(Record excerpts):
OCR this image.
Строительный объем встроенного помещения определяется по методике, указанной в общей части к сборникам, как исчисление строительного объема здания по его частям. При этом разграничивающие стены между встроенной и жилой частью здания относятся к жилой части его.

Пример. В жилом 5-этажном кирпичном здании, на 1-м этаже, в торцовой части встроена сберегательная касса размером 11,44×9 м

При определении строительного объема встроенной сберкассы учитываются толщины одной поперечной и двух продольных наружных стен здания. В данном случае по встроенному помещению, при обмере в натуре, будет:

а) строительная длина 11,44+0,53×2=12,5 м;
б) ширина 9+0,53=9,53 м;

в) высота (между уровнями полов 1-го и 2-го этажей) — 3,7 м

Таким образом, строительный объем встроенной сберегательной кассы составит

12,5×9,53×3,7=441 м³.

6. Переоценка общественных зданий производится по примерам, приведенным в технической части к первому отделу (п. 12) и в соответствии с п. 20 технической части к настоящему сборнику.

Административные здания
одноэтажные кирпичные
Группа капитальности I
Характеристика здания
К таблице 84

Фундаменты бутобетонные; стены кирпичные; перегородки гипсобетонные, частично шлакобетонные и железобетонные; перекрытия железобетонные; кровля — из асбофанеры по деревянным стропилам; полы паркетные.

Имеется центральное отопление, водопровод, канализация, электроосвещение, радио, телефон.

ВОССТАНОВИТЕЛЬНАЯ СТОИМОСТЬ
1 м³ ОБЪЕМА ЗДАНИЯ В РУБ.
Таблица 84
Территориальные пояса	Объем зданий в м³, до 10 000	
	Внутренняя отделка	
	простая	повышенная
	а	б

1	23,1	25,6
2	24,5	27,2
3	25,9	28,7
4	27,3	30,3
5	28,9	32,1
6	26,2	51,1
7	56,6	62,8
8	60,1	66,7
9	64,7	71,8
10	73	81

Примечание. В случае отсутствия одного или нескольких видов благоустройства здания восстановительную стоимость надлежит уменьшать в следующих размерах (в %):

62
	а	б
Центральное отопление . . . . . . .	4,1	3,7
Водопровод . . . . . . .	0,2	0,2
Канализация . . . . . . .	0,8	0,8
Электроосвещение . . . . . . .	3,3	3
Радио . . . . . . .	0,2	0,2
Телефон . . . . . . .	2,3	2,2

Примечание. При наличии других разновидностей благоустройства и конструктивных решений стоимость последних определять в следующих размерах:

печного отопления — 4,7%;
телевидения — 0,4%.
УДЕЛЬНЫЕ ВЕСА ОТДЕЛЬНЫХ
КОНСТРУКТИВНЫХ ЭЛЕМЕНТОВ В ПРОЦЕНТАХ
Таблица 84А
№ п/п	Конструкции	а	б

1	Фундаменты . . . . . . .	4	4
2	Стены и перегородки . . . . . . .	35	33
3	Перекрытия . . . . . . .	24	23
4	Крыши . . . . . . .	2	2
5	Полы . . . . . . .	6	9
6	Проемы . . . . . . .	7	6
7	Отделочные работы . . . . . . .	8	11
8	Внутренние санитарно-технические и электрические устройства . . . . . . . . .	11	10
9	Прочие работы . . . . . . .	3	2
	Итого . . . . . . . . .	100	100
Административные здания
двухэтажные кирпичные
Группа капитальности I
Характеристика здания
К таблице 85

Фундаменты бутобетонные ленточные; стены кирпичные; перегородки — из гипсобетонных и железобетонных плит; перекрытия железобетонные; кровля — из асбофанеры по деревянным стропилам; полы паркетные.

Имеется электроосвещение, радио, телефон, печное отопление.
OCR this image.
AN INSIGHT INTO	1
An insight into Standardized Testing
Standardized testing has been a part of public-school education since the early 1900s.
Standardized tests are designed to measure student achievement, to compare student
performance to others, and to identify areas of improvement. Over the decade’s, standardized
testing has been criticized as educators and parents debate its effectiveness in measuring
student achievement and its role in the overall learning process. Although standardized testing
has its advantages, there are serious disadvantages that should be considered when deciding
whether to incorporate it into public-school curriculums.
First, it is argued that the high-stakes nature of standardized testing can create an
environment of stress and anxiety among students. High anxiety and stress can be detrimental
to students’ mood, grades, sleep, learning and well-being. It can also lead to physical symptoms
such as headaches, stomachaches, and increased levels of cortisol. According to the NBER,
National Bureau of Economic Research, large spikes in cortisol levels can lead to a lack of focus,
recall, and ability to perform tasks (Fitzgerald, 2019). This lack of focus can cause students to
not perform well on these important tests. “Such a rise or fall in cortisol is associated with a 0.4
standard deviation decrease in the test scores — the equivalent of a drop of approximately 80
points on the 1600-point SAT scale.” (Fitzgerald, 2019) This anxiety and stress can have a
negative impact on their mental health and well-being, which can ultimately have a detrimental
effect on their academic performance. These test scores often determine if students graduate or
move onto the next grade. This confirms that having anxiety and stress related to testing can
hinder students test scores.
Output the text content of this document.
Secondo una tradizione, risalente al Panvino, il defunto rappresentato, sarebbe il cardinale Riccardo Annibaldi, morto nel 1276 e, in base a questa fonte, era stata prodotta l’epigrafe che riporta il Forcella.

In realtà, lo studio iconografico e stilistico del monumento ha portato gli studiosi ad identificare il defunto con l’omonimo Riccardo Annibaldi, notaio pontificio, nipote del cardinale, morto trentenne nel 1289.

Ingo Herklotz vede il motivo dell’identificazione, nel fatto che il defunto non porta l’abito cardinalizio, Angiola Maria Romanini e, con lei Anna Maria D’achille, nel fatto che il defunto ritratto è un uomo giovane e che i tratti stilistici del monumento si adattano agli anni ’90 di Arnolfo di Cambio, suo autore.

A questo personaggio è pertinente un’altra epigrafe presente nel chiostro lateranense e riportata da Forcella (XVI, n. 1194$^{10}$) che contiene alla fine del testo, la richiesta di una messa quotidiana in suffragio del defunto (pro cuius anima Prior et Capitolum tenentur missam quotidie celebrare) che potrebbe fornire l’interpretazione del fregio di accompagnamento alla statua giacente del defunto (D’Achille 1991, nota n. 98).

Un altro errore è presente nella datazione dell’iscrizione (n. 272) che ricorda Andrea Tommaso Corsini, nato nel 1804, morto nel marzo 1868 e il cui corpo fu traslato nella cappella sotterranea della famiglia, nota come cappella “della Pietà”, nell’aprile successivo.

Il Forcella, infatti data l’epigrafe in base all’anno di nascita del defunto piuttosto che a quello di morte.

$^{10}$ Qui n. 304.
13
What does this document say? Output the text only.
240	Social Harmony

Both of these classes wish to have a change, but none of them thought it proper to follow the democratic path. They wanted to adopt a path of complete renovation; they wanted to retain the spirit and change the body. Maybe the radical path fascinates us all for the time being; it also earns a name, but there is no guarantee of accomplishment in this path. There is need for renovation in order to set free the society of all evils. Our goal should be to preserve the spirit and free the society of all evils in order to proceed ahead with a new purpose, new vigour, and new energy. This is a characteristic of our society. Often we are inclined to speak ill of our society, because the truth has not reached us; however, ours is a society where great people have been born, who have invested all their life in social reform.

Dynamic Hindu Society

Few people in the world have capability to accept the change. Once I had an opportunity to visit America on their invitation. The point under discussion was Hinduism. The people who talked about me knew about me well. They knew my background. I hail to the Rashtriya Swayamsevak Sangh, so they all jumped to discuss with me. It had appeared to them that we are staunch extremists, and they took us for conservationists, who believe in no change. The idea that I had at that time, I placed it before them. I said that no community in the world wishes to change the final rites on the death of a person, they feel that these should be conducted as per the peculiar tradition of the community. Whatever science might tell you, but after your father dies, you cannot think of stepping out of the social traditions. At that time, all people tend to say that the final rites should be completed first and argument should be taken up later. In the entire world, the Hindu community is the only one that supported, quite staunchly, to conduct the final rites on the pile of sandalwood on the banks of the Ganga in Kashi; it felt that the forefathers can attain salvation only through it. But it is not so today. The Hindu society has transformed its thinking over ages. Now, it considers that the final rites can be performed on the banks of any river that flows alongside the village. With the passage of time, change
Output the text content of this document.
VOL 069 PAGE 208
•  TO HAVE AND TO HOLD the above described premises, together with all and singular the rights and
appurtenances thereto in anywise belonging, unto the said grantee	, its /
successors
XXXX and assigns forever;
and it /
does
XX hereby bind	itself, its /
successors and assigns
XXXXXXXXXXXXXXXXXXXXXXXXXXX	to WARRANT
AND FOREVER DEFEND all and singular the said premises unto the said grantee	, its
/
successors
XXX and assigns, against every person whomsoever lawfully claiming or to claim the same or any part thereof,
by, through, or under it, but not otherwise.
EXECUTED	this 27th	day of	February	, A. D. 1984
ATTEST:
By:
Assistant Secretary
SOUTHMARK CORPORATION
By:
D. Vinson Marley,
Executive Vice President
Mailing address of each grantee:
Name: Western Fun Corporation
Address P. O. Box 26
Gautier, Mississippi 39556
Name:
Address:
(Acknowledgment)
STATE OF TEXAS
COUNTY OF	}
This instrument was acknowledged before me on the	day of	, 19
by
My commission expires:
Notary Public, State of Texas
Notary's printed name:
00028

(Exercise prompt): Copy down every line of the material above that includes the string "стропилам".

(Finished exercise):
Фундаменты бутобетонные; стены кирпичные; перегородки гипсобетонные, частично шлакобетонные и железобетонные; перекрытия железобетонные; кровля — из асбофанеры по деревянным стропилам; полы паркетные.
Фундаменты бутобетонные ленточные; стены кирпичные; перегородки — из гипсобетонных и железобетонных плит; перекрытия железобетонные; кровля — из асбофанеры по деревянным стропилам; полы паркетные.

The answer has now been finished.